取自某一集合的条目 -
┌──
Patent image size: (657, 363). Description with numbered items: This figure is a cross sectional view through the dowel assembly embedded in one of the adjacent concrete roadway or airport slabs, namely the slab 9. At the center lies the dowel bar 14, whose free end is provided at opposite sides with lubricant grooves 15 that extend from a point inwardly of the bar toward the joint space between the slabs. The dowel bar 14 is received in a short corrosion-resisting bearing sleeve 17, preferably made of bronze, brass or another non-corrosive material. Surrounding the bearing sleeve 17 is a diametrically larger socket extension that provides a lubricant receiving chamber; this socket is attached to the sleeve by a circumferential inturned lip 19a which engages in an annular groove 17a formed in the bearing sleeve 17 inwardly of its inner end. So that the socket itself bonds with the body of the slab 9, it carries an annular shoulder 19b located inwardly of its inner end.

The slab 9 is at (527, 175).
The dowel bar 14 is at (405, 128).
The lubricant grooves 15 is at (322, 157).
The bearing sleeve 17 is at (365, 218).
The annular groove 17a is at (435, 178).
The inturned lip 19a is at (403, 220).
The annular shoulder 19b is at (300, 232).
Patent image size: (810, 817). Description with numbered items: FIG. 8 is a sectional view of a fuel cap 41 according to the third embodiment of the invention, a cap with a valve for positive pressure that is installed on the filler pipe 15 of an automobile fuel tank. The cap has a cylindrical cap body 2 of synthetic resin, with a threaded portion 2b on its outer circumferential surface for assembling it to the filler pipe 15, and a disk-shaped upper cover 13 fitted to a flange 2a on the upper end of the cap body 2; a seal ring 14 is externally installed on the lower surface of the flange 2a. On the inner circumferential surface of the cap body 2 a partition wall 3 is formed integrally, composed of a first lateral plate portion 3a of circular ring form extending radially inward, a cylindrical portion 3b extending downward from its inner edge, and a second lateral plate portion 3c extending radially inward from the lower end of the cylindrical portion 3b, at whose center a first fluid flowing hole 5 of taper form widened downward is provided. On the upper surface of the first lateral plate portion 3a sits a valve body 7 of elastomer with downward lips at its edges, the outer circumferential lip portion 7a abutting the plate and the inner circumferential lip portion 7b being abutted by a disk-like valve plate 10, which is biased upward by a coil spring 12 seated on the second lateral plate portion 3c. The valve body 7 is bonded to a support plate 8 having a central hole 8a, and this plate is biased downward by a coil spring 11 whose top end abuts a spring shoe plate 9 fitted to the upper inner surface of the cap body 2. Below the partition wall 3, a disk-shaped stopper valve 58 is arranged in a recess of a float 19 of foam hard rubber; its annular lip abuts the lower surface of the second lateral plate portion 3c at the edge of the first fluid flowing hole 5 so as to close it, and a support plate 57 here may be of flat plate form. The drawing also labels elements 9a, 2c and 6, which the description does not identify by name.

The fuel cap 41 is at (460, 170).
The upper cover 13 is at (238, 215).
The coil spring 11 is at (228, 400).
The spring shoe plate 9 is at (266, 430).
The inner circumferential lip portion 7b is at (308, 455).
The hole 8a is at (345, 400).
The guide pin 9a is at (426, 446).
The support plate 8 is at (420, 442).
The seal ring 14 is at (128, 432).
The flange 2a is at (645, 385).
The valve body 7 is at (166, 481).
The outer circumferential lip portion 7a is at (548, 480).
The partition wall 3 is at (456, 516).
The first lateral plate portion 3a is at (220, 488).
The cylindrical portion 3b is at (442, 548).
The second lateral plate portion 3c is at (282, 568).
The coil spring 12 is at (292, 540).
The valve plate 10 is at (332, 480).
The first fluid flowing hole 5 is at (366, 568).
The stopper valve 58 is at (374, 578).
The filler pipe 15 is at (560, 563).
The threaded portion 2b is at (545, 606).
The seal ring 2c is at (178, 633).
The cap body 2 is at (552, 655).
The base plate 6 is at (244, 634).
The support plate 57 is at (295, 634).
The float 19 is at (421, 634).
└──
┌──
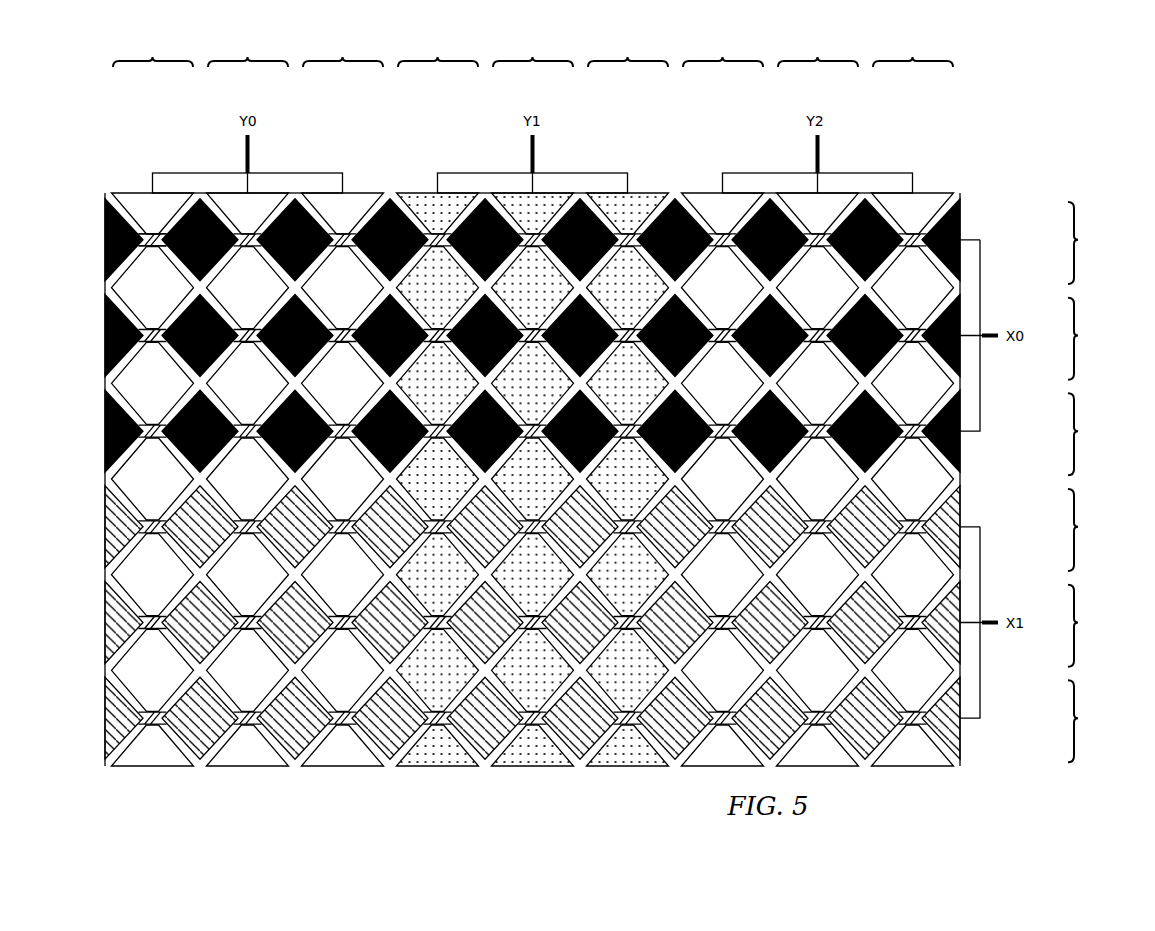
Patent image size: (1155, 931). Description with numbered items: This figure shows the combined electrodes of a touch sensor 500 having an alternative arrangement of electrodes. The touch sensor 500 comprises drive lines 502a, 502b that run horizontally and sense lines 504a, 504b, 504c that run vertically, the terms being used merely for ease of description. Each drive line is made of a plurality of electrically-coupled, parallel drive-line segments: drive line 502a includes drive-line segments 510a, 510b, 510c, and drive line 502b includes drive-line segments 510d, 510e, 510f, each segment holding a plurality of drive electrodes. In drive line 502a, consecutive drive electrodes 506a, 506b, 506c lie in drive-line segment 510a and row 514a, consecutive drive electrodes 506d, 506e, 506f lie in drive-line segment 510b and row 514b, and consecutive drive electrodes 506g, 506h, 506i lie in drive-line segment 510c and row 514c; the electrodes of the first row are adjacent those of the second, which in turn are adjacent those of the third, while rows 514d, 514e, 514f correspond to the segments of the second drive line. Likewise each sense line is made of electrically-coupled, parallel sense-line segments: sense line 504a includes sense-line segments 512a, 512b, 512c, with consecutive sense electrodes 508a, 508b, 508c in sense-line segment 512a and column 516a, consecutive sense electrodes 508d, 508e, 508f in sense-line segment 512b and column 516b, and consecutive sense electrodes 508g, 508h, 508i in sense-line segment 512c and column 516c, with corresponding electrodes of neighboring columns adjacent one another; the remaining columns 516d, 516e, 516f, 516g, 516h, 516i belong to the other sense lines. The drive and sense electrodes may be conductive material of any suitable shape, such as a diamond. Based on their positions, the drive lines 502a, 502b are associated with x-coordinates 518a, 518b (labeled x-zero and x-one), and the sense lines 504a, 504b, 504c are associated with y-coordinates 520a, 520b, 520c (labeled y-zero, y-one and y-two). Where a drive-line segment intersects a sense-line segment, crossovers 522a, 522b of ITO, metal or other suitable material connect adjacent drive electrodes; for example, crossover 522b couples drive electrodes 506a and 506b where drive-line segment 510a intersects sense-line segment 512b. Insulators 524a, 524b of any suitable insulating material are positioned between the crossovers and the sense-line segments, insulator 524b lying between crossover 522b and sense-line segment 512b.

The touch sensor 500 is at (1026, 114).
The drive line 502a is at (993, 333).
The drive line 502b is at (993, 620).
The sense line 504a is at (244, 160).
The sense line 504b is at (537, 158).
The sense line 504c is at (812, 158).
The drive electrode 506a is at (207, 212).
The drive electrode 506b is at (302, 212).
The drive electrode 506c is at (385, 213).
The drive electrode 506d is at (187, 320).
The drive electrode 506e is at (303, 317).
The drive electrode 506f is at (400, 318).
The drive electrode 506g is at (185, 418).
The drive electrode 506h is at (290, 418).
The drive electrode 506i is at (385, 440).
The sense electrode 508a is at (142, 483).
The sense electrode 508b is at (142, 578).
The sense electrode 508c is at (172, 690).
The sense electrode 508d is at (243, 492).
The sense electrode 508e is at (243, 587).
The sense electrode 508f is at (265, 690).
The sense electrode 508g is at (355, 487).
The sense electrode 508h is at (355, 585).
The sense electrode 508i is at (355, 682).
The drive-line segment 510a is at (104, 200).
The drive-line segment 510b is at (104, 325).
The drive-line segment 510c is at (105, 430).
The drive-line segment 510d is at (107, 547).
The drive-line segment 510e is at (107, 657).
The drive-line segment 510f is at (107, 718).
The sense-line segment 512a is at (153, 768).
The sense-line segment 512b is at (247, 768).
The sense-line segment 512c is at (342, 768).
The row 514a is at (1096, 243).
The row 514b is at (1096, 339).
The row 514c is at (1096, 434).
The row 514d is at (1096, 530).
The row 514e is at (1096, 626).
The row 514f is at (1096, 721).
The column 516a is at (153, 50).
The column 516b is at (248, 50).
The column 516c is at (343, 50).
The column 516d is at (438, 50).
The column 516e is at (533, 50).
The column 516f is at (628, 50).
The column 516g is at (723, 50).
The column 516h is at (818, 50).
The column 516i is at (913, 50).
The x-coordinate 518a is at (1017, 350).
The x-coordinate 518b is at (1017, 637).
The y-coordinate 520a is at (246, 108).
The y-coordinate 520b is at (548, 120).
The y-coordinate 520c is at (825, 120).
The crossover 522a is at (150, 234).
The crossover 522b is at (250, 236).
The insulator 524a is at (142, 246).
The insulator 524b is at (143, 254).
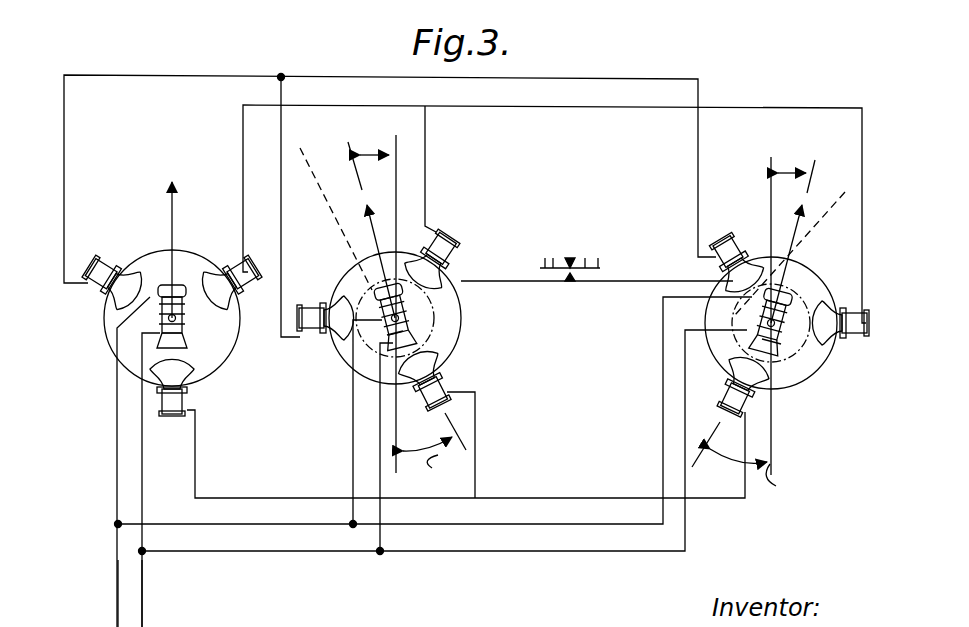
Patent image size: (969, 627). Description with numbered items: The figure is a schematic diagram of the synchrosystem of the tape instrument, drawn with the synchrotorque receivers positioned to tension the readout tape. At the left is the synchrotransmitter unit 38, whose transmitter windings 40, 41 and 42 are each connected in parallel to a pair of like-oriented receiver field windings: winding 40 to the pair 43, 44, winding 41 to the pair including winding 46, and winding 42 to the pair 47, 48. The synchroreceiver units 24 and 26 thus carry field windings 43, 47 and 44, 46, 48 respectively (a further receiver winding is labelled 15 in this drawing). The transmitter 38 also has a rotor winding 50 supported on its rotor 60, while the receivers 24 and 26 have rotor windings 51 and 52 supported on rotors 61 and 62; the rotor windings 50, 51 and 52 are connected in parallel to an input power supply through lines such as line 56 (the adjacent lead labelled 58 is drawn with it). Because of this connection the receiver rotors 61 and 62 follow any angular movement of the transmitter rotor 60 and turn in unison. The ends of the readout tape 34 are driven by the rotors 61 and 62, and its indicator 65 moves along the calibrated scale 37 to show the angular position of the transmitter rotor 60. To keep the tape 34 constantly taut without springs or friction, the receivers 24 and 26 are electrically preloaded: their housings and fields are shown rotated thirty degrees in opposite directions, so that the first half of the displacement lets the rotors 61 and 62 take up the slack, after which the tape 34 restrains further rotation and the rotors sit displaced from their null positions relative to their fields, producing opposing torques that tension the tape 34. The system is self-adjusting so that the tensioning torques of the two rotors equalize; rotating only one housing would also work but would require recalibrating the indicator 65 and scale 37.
└──
┌──
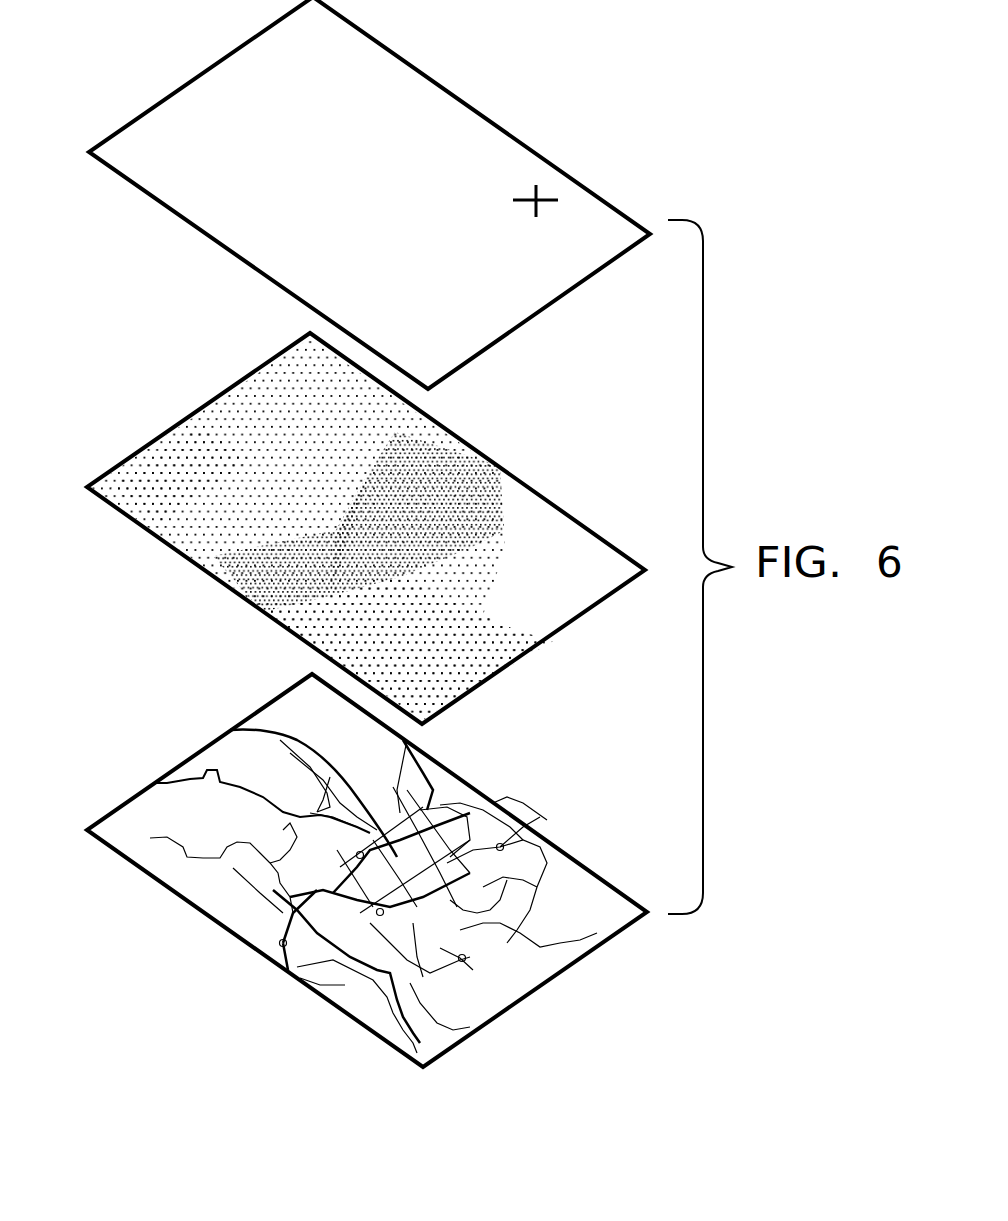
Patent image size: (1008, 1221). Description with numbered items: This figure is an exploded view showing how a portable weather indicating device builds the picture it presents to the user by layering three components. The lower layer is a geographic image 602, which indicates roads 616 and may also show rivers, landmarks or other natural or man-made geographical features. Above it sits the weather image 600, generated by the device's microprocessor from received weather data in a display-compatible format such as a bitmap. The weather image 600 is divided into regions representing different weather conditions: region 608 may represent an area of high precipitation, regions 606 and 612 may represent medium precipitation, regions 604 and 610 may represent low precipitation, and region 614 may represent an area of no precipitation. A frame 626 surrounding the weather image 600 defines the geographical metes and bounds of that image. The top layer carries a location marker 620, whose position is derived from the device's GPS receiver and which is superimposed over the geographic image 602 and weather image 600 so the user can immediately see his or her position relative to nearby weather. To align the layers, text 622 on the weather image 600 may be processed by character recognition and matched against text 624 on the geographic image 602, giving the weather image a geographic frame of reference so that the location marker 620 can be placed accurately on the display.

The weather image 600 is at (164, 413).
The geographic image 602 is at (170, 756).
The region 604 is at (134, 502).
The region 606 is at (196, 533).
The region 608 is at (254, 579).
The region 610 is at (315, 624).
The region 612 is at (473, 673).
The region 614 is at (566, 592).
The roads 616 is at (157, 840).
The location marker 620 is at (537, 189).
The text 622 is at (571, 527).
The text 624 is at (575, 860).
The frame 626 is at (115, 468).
└──
任务说明 -
照录从含有“Patent image size: (657, 363).”的那一行起，至含有“The annular shoulder 19b is at (300, 232).”的那一行止的各行，首尾两行均包括在内。

参考解答 -
Patent image size: (657, 363). Description with numbered items: This figure is a cross sectional view through the dowel assembly embedded in one of the adjacent concrete roadway or airport slabs, namely the slab 9. At the center lies the dowel bar 14, whose free end is provided at opposite sides with lubricant grooves 15 that extend from a point inwardly of the bar toward the joint space between the slabs. The dowel bar 14 is received in a short corrosion-resisting bearing sleeve 17, preferably made of bronze, brass or another non-corrosive material. Surrounding the bearing sleeve 17 is a diametrically larger socket extension that provides a lubricant receiving chamber; this socket is attached to the sleeve by a circumferential inturned lip 19a which engages in an annular groove 17a formed in the bearing sleeve 17 inwardly of its inner end. So that the socket itself bonds with the body of the slab 9, it carries an annular shoulder 19b located inwardly of its inner end.

The slab 9 is at (527, 175).
The dowel bar 14 is at (405, 128).
The lubricant grooves 15 is at (322, 157).
The bearing sleeve 17 is at (365, 218).
The annular groove 17a is at (435, 178).
The inturned lip 19a is at (403, 220).
The annular shoulder 19b is at (300, 232).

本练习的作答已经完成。